Data listing:
Start

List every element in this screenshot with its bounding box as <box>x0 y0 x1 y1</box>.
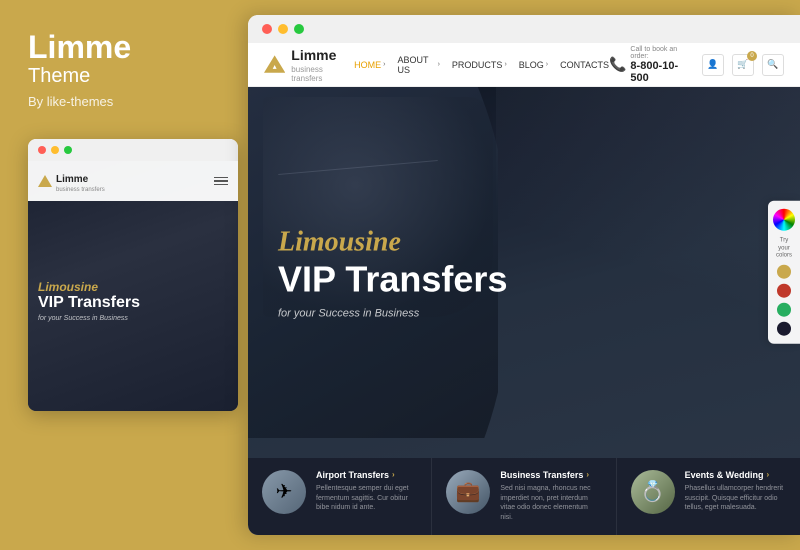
cart-button[interactable]: 🛒 0 <box>732 54 754 76</box>
hero-text: Limousine VIP Transfers for your Success… <box>278 226 507 319</box>
nav-icons: 👤 🛒 0 🔍 <box>702 54 784 76</box>
feature-events-img: 💍 <box>631 470 675 514</box>
mini-bg: Limme business transfers Limousine V <box>28 161 238 411</box>
color-swatch-green[interactable] <box>777 303 791 317</box>
site-nav: Limme business transfers HOME › ABOUT US… <box>248 43 800 87</box>
nav-chevron-home: › <box>383 61 385 68</box>
feature-events-icon: 💍 <box>631 470 675 514</box>
mini-ham-line <box>214 180 228 182</box>
color-swatch-gold[interactable] <box>777 265 791 279</box>
hero-title-white: VIP Transfers <box>278 259 507 299</box>
mini-browser-mockup: Limme business transfers Limousine V <box>28 139 238 411</box>
theme-subtitle: Theme <box>28 65 228 88</box>
color-swatch-dark[interactable] <box>777 322 791 336</box>
site-nav-links: HOME › ABOUT US › PRODUCTS › BLOG › CONT… <box>354 55 609 75</box>
mini-hero-title2: VIP Transfers <box>38 294 228 312</box>
feature-events-arrow: › <box>767 470 770 479</box>
browser-dot-red <box>262 24 272 34</box>
browser-dot-green <box>294 24 304 34</box>
plane-bg <box>496 87 800 458</box>
feature-business: 💼 Business Transfers › Sed nisi magna, r… <box>432 458 616 535</box>
feature-airport-text: Airport Transfers › Pellentesque semper … <box>316 470 417 513</box>
feature-business-arrow: › <box>586 470 589 479</box>
mini-hero: Limousine VIP Transfers for your Success… <box>28 191 238 411</box>
browser-dot-yellow <box>278 24 288 34</box>
feature-business-text: Business Transfers › Sed nisi magna, rho… <box>500 470 601 523</box>
theme-title: Limme <box>28 30 228 65</box>
website-content: Limme business transfers HOME › ABOUT US… <box>248 43 800 535</box>
mini-hero-title1: Limousine <box>38 280 228 294</box>
browser-bar <box>248 15 800 43</box>
feature-events-title: Events & Wedding › <box>685 470 786 480</box>
nav-phone: 📞 Call to book an order: 8-800-10-500 <box>609 46 692 84</box>
nav-chevron-products: › <box>504 61 506 68</box>
phone-icon: 📞 <box>609 56 626 73</box>
account-button[interactable]: 👤 <box>702 54 724 76</box>
mini-logo: Limme business transfers <box>38 169 105 193</box>
feature-business-img: 💼 <box>446 470 490 514</box>
nav-link-about[interactable]: ABOUT US › <box>398 55 440 75</box>
main-preview: Limme business transfers HOME › ABOUT US… <box>248 15 800 535</box>
hero-section: Limousine VIP Transfers for your Success… <box>248 87 800 458</box>
mini-dot-green <box>64 146 72 154</box>
hero-subtitle: for your Success in Business <box>278 307 507 319</box>
hero-bg: Limousine VIP Transfers for your Success… <box>248 87 800 458</box>
feature-business-title: Business Transfers › <box>500 470 601 480</box>
hero-title-gold: Limousine <box>278 226 507 260</box>
nav-link-contacts[interactable]: CONTACTS <box>560 60 609 70</box>
mini-browser-bar <box>28 139 238 161</box>
feature-events: 💍 Events & Wedding › Phasellus ullamcorp… <box>617 458 800 535</box>
nav-chevron-about: › <box>438 61 440 68</box>
feature-airport-icon: ✈ <box>262 470 306 514</box>
mini-dot-red <box>38 146 46 154</box>
feature-business-icon: 💼 <box>446 470 490 514</box>
left-panel: Limme Theme By like-themes <box>0 0 248 550</box>
nav-link-blog[interactable]: BLOG › <box>519 60 548 70</box>
feature-events-text: Events & Wedding › Phasellus ullamcorper… <box>685 470 786 513</box>
nav-link-products[interactable]: PRODUCTS › <box>452 60 507 70</box>
mini-logo-icon <box>38 175 52 187</box>
feature-events-desc: Phasellus ullamcorper hendrerit suscipit… <box>685 484 786 513</box>
color-panel: Tryyourcolors <box>768 201 800 344</box>
mini-logo-sub: business transfers <box>56 187 105 193</box>
feature-airport-img: ✈ <box>262 470 306 514</box>
feature-business-desc: Sed nisi magna, rhoncus nec imperdiet no… <box>500 484 601 523</box>
features-bar: ✈ Airport Transfers › Pellentesque sempe… <box>248 458 800 535</box>
color-panel-label: Tryyourcolors <box>776 238 792 260</box>
mini-hamburger[interactable] <box>214 177 228 186</box>
mini-hero-sub: for your Success in Business <box>38 315 228 322</box>
site-logo-sub: business transfers <box>291 65 354 83</box>
nav-chevron-blog: › <box>546 61 548 68</box>
search-button[interactable]: 🔍 <box>762 54 784 76</box>
color-swatch-red[interactable] <box>777 284 791 298</box>
theme-author: By like-themes <box>28 94 228 109</box>
feature-airport-title: Airport Transfers › <box>316 470 417 480</box>
site-logo-icon <box>264 55 285 75</box>
feature-airport: ✈ Airport Transfers › Pellentesque sempe… <box>248 458 432 535</box>
mini-nav: Limme business transfers <box>28 161 238 201</box>
mini-ham-line <box>214 177 228 179</box>
mini-logo-text: Limme <box>56 174 88 185</box>
site-logo-text: Limme <box>291 47 336 63</box>
cart-badge: 0 <box>747 51 757 61</box>
feature-airport-desc: Pellentesque semper dui eget fermentum s… <box>316 484 417 513</box>
feature-airport-arrow: › <box>392 470 395 479</box>
mini-dot-yellow <box>51 146 59 154</box>
mini-content: Limme business transfers Limousine V <box>28 161 238 411</box>
site-logo: Limme business transfers <box>264 47 354 83</box>
mini-ham-line <box>214 184 228 186</box>
color-wheel-icon <box>773 209 795 231</box>
nav-link-home[interactable]: HOME › <box>354 60 385 70</box>
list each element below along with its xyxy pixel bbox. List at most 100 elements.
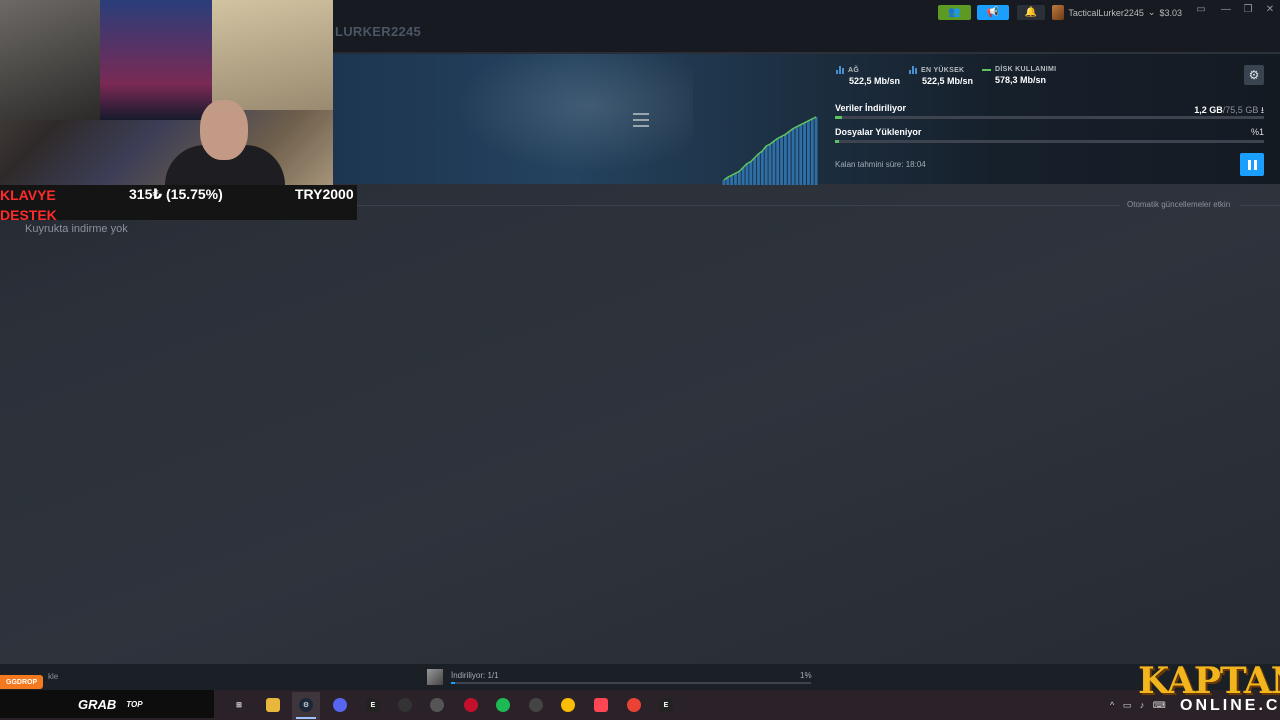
valorant-icon[interactable] bbox=[594, 698, 608, 712]
announcements-button[interactable]: 📢 bbox=[977, 5, 1009, 20]
add-game-button[interactable]: kle bbox=[48, 672, 58, 681]
download-status[interactable]: İndiriliyor: 1/1 bbox=[451, 671, 499, 680]
download-progress bbox=[835, 116, 1264, 119]
gear-icon: ⚙ bbox=[1248, 68, 1260, 82]
spotify-icon[interactable] bbox=[496, 698, 510, 712]
epic-icon[interactable]: E bbox=[366, 698, 380, 712]
bar-chart-icon bbox=[836, 66, 844, 74]
streamer-head bbox=[200, 100, 248, 160]
account-menu[interactable]: TacticalLurker2245 ⌄ $3.03 bbox=[1052, 4, 1182, 21]
recorder-icon[interactable] bbox=[398, 698, 412, 712]
graph-bar bbox=[753, 157, 757, 185]
downloading-label: Veriler İndiriliyor bbox=[835, 103, 907, 113]
watermark-subtext: ONLINE.COM bbox=[1180, 697, 1280, 714]
install-progress bbox=[835, 140, 1264, 143]
epic-launcher-icon[interactable]: E bbox=[659, 698, 673, 712]
stat-disk: DİSK KULLANIMI 578,3 Mb/sn bbox=[982, 66, 1056, 85]
graph-bar bbox=[791, 128, 795, 185]
settings-button[interactable]: ⚙ bbox=[1244, 65, 1264, 85]
webcam-feed bbox=[0, 0, 333, 185]
graph-bar bbox=[737, 171, 741, 185]
poster bbox=[100, 0, 212, 120]
graph-bar bbox=[795, 126, 799, 185]
stat-value: 522,5 Mb/sn bbox=[922, 76, 974, 86]
close-button[interactable]: ✕ bbox=[1260, 4, 1280, 15]
graph-bar bbox=[760, 150, 764, 185]
game-thumbnail bbox=[427, 669, 443, 685]
graph-bar bbox=[764, 146, 768, 185]
avatar bbox=[1052, 5, 1065, 20]
account-name: TacticalLurker2245 bbox=[1068, 7, 1144, 18]
goal-progress: 315₺ (15.75%) bbox=[129, 186, 223, 202]
steam-icon[interactable]: ⚙ bbox=[299, 698, 313, 712]
chrome-profile-icon[interactable] bbox=[627, 698, 641, 712]
goal-target: TRY2000 bbox=[295, 186, 354, 202]
bell-icon: 🔔 bbox=[1024, 7, 1038, 18]
pause-button[interactable] bbox=[1240, 153, 1264, 176]
graph-bar bbox=[741, 167, 745, 185]
sponsor-banner: GRAB TOP bbox=[0, 690, 214, 718]
stat-label: AĞ bbox=[848, 66, 860, 74]
graph-bar bbox=[814, 116, 818, 185]
stat-label: DİSK KULLANIMI bbox=[995, 66, 1057, 73]
megaphone-icon: 📢 bbox=[986, 7, 1000, 18]
friends-icon: 👥 bbox=[948, 7, 961, 18]
stat-value: 522,5 Mb/sn bbox=[849, 76, 901, 86]
network-graph bbox=[722, 116, 818, 185]
stat-label: EN YÜKSEK bbox=[921, 66, 965, 74]
watermark-logo: KAPTAN bbox=[1138, 660, 1280, 702]
keyboard-goal-label: KLAVYE DESTEK bbox=[0, 187, 57, 223]
steelseries-icon[interactable] bbox=[529, 698, 543, 712]
auto-updates-text: Otomatik güncellemeler etkin bbox=[1127, 200, 1231, 209]
wallet-balance: $3.03 bbox=[1159, 7, 1182, 18]
task-view-icon[interactable]: ⊞ bbox=[232, 698, 246, 712]
top-text: TOP bbox=[126, 699, 143, 709]
bottom-progress bbox=[451, 682, 811, 684]
ggdrop-badge: GGDROP bbox=[0, 675, 44, 689]
graph-bar bbox=[722, 180, 726, 185]
poster bbox=[0, 0, 100, 120]
graph-bar bbox=[799, 124, 803, 185]
notifications-button[interactable]: 🔔 bbox=[1017, 5, 1045, 20]
line-icon bbox=[982, 68, 991, 71]
graph-bar bbox=[776, 138, 780, 185]
stat-peak: EN YÜKSEK 522,5 Mb/sn bbox=[909, 66, 973, 86]
friends-button[interactable]: 👥 bbox=[938, 5, 971, 20]
graph-bar bbox=[787, 131, 791, 185]
graph-bar bbox=[757, 153, 760, 185]
installing-label: Dosyalar Yükleniyor bbox=[835, 127, 922, 137]
eta-text: Kalan tahmini süre: 18:04 bbox=[835, 160, 926, 169]
divider bbox=[1240, 205, 1280, 206]
opera-icon[interactable] bbox=[464, 698, 478, 712]
divider bbox=[356, 205, 1120, 206]
grab-text: GRAB bbox=[78, 696, 117, 712]
graph-bar bbox=[803, 122, 806, 185]
graph-bar bbox=[734, 173, 737, 185]
minimize-button[interactable]: — bbox=[1216, 4, 1236, 15]
bar-chart-icon bbox=[909, 66, 917, 74]
graph-bar bbox=[749, 161, 753, 185]
stat-network: AĞ 522,5 Mb/sn bbox=[836, 66, 900, 86]
graph-bar bbox=[806, 120, 810, 185]
poster bbox=[212, 0, 333, 110]
active-indicator bbox=[296, 717, 316, 719]
graph-bar bbox=[810, 118, 814, 185]
steam-bottom-bar bbox=[0, 664, 1280, 690]
maximize-button[interactable]: ❐ bbox=[1238, 4, 1258, 15]
graph-bar bbox=[730, 175, 734, 185]
menu-icon[interactable] bbox=[633, 113, 649, 127]
folder-icon[interactable] bbox=[266, 698, 280, 712]
chrome-icon[interactable] bbox=[561, 698, 575, 712]
discord-icon[interactable] bbox=[333, 698, 347, 712]
bottom-percent: 1% bbox=[800, 671, 812, 680]
installing-percent: %1 bbox=[1250, 127, 1264, 137]
graph-bar bbox=[783, 134, 787, 185]
unity-icon[interactable] bbox=[430, 698, 444, 712]
big-picture-button[interactable]: ▭ bbox=[1191, 4, 1211, 15]
graph-bar bbox=[772, 141, 776, 185]
chevron-down-icon: ⌄ bbox=[1147, 7, 1156, 17]
stat-value: 578,3 Mb/sn bbox=[995, 75, 1047, 85]
game-artwork bbox=[433, 54, 693, 184]
graph-bar bbox=[780, 136, 783, 185]
graph-bar bbox=[768, 144, 772, 185]
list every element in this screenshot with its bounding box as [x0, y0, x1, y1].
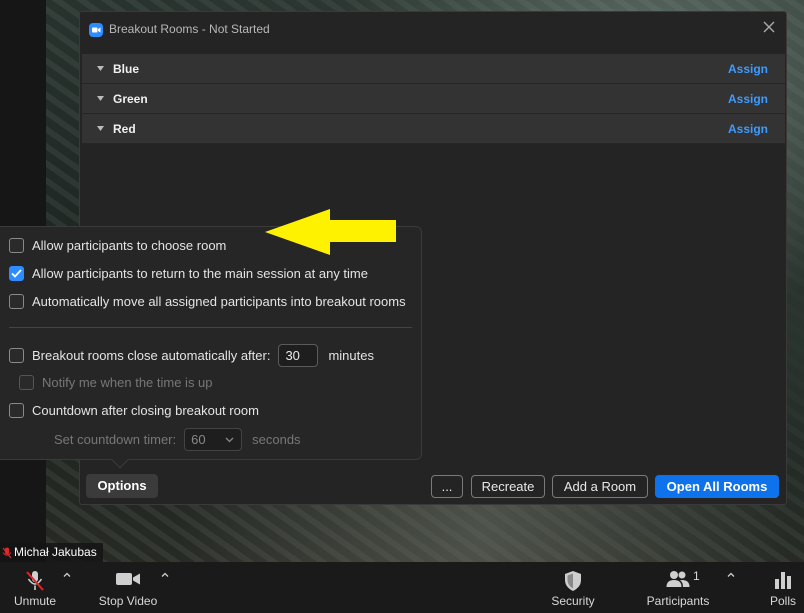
participant-name-tag: Michał Jakubas: [0, 543, 103, 562]
option-label: Breakout rooms close automatically after…: [32, 348, 271, 363]
stop-video-label: Stop Video: [98, 594, 158, 608]
countdown-checkbox[interactable]: [9, 403, 24, 418]
option-auto-move[interactable]: Automatically move all assigned particip…: [9, 294, 406, 309]
more-button[interactable]: ...: [431, 475, 463, 498]
notify-checkbox: [19, 375, 34, 390]
mic-muted-icon: [2, 547, 12, 558]
chevron-up-icon[interactable]: [62, 570, 72, 580]
option-allow-return[interactable]: Allow participants to return to the main…: [9, 266, 368, 281]
countdown-timer-select: 60: [184, 428, 243, 451]
room-name: Blue: [113, 62, 140, 76]
meeting-toolbar: Unmute Stop Video Security 1 Participant…: [0, 562, 804, 613]
recreate-button[interactable]: Recreate: [471, 475, 545, 498]
seconds-unit: seconds: [252, 432, 301, 447]
security-label: Security: [551, 594, 595, 608]
dialog-title-bar[interactable]: Breakout Rooms - Not Started: [80, 12, 786, 46]
polls-label: Polls: [769, 594, 796, 608]
stop-video-button[interactable]: Stop Video: [94, 562, 162, 613]
expand-triangle-icon[interactable]: [97, 96, 104, 102]
video-camera-icon: [116, 573, 140, 585]
zoom-app-icon: [89, 23, 103, 37]
open-all-rooms-button[interactable]: Open All Rooms: [655, 475, 779, 498]
options-button[interactable]: Options: [86, 474, 158, 498]
polls-button[interactable]: Polls: [764, 562, 802, 613]
assign-link[interactable]: Assign: [728, 122, 768, 136]
option-label: Set countdown timer:: [54, 432, 177, 447]
chevron-up-icon[interactable]: [726, 570, 736, 580]
mic-muted-icon: [26, 571, 44, 591]
close-icon[interactable]: [762, 20, 776, 34]
room-row-green[interactable]: Green Assign: [82, 84, 785, 114]
assign-link[interactable]: Assign: [728, 62, 768, 76]
participants-label: Participants: [646, 594, 710, 608]
shield-icon: [565, 571, 581, 591]
assign-link[interactable]: Assign: [728, 92, 768, 106]
chevron-up-icon[interactable]: [160, 570, 170, 580]
select-value: 60: [191, 432, 206, 447]
participant-name: Michał Jakubas: [14, 545, 97, 559]
option-label: Automatically move all assigned particip…: [32, 294, 406, 309]
options-divider: [9, 327, 412, 328]
room-list: Blue Assign Green Assign Red Assign: [82, 54, 785, 144]
option-label: Allow participants to choose room: [32, 238, 227, 253]
people-icon: [666, 571, 690, 587]
allow-choose-checkbox[interactable]: [9, 238, 24, 253]
auto-close-minutes-input[interactable]: 30: [278, 344, 319, 367]
check-icon: [11, 269, 22, 278]
option-allow-choose-room[interactable]: Allow participants to choose room: [9, 238, 226, 253]
participants-count: 1: [693, 569, 700, 583]
dialog-title: Breakout Rooms - Not Started: [109, 22, 270, 36]
add-room-button[interactable]: Add a Room: [552, 475, 648, 498]
chevron-down-icon: [225, 437, 234, 443]
room-row-blue[interactable]: Blue Assign: [82, 54, 785, 84]
unmute-button[interactable]: Unmute: [6, 562, 64, 613]
participants-button[interactable]: 1 Participants: [642, 562, 714, 613]
option-label: Countdown after closing breakout room: [32, 403, 259, 418]
bar-chart-icon: [775, 572, 791, 589]
unmute-label: Unmute: [13, 594, 57, 608]
annotation-arrow-icon: [265, 209, 396, 255]
room-name: Red: [113, 122, 136, 136]
expand-triangle-icon[interactable]: [97, 66, 104, 72]
option-label: Allow participants to return to the main…: [32, 266, 368, 281]
auto-move-checkbox[interactable]: [9, 294, 24, 309]
allow-return-checkbox[interactable]: [9, 266, 24, 281]
option-notify: Notify me when the time is up: [19, 375, 213, 390]
option-countdown[interactable]: Countdown after closing breakout room: [9, 403, 259, 418]
option-label: Notify me when the time is up: [42, 375, 213, 390]
auto-close-checkbox[interactable]: [9, 348, 24, 363]
option-auto-close[interactable]: Breakout rooms close automatically after…: [9, 344, 374, 367]
minutes-unit: minutes: [328, 348, 374, 363]
options-panel: Allow participants to choose room Allow …: [0, 226, 422, 469]
room-row-red[interactable]: Red Assign: [82, 114, 785, 144]
security-button[interactable]: Security: [544, 562, 602, 613]
expand-triangle-icon[interactable]: [97, 126, 104, 132]
room-name: Green: [113, 92, 148, 106]
option-countdown-timer: Set countdown timer: 60 seconds: [54, 428, 301, 451]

End

Give the number of lines in the listing above that contain the string "poster", matching case exactly. Reply with the number alone.

Result of this task: 3